## GOAL
Every record must be written out once more, with nothing added or omitted.

-- START OF INFORMATION SHOWN --

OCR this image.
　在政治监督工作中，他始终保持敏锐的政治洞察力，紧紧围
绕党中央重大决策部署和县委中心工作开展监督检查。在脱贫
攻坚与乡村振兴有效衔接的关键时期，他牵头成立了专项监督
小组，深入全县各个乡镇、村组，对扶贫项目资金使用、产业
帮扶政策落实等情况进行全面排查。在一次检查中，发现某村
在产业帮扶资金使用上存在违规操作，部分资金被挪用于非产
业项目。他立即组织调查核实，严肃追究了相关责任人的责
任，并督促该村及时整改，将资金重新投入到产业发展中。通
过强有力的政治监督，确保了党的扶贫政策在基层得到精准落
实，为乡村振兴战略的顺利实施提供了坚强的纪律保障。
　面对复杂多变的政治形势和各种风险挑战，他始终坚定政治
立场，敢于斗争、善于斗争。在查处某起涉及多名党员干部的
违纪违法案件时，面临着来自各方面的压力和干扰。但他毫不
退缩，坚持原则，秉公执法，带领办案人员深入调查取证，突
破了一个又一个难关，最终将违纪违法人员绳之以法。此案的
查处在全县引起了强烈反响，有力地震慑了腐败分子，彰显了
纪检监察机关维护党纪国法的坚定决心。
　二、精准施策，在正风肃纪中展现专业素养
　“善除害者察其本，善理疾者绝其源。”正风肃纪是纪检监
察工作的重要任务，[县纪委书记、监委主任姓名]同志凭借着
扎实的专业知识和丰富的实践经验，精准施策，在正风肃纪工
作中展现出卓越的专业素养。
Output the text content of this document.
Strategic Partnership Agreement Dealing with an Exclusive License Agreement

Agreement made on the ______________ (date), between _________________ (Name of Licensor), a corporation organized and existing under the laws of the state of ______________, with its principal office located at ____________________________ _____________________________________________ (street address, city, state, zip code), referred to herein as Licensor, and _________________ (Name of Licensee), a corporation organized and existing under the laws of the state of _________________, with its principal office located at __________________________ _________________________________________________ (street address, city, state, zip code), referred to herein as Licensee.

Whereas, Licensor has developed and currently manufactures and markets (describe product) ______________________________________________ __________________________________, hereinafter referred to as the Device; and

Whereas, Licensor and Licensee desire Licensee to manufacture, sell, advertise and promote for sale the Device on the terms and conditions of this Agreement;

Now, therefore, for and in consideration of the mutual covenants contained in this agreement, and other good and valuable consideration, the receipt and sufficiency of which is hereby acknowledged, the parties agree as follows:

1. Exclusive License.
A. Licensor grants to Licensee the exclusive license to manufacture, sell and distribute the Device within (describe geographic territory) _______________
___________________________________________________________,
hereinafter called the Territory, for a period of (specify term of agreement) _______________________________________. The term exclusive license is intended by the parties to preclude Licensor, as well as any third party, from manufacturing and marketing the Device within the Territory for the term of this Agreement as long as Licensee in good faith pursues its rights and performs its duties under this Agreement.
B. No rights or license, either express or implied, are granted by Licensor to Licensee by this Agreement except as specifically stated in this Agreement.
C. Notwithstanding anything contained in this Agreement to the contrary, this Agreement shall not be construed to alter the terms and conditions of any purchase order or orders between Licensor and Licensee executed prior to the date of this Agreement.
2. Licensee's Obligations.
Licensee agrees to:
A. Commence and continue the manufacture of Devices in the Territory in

-- END OF INFORMATION SHOWN --

## TASK OUTPUT
OCR this image.
　在政治监督工作中，他始终保持敏锐的政治洞察力，紧紧围
绕党中央重大决策部署和县委中心工作开展监督检查。在脱贫
攻坚与乡村振兴有效衔接的关键时期，他牵头成立了专项监督
小组，深入全县各个乡镇、村组，对扶贫项目资金使用、产业
帮扶政策落实等情况进行全面排查。在一次检查中，发现某村
在产业帮扶资金使用上存在违规操作，部分资金被挪用于非产
业项目。他立即组织调查核实，严肃追究了相关责任人的责
任，并督促该村及时整改，将资金重新投入到产业发展中。通
过强有力的政治监督，确保了党的扶贫政策在基层得到精准落
实，为乡村振兴战略的顺利实施提供了坚强的纪律保障。
　面对复杂多变的政治形势和各种风险挑战，他始终坚定政治
立场，敢于斗争、善于斗争。在查处某起涉及多名党员干部的
违纪违法案件时，面临着来自各方面的压力和干扰。但他毫不
退缩，坚持原则，秉公执法，带领办案人员深入调查取证，突
破了一个又一个难关，最终将违纪违法人员绳之以法。此案的
查处在全县引起了强烈反响，有力地震慑了腐败分子，彰显了
纪检监察机关维护党纪国法的坚定决心。
　二、精准施策，在正风肃纪中展现专业素养
　“善除害者察其本，善理疾者绝其源。”正风肃纪是纪检监
察工作的重要任务，[县纪委书记、监委主任姓名]同志凭借着
扎实的专业知识和丰富的实践经验，精准施策，在正风肃纪工
作中展现出卓越的专业素养。
Output the text content of this document.
Strategic Partnership Agreement Dealing with an Exclusive License Agreement

Agreement made on the ______________ (date), between _________________ (Name of Licensor), a corporation organized and existing under the laws of the state of ______________, with its principal office located at ____________________________ _____________________________________________ (street address, city, state, zip code), referred to herein as Licensor, and _________________ (Name of Licensee), a corporation organized and existing under the laws of the state of _________________, with its principal office located at __________________________ _________________________________________________ (street address, city, state, zip code), referred to herein as Licensee.

Whereas, Licensor has developed and currently manufactures and markets (describe product) ______________________________________________ __________________________________, hereinafter referred to as the Device; and

Whereas, Licensor and Licensee desire Licensee to manufacture, sell, advertise and promote for sale the Device on the terms and conditions of this Agreement;

Now, therefore, for and in consideration of the mutual covenants contained in this agreement, and other good and valuable consideration, the receipt and sufficiency of which is hereby acknowledged, the parties agree as follows:

1. Exclusive License.
A. Licensor grants to Licensee the exclusive license to manufacture, sell and distribute the Device within (describe geographic territory) _______________
___________________________________________________________,
hereinafter called the Territory, for a period of (specify term of agreement) _______________________________________. The term exclusive license is intended by the parties to preclude Licensor, as well as any third party, from manufacturing and marketing the Device within the Territory for the term of this Agreement as long as Licensee in good faith pursues its rights and performs its duties under this Agreement.
B. No rights or license, either express or implied, are granted by Licensor to Licensee by this Agreement except as specifically stated in this Agreement.
C. Notwithstanding anything contained in this Agreement to the contrary, this Agreement shall not be construed to alter the terms and conditions of any purchase order or orders between Licensor and Licensee executed prior to the date of this Agreement.
2. Licensee's Obligations.
Licensee agrees to:
A. Commence and continue the manufacture of Devices in the Territory in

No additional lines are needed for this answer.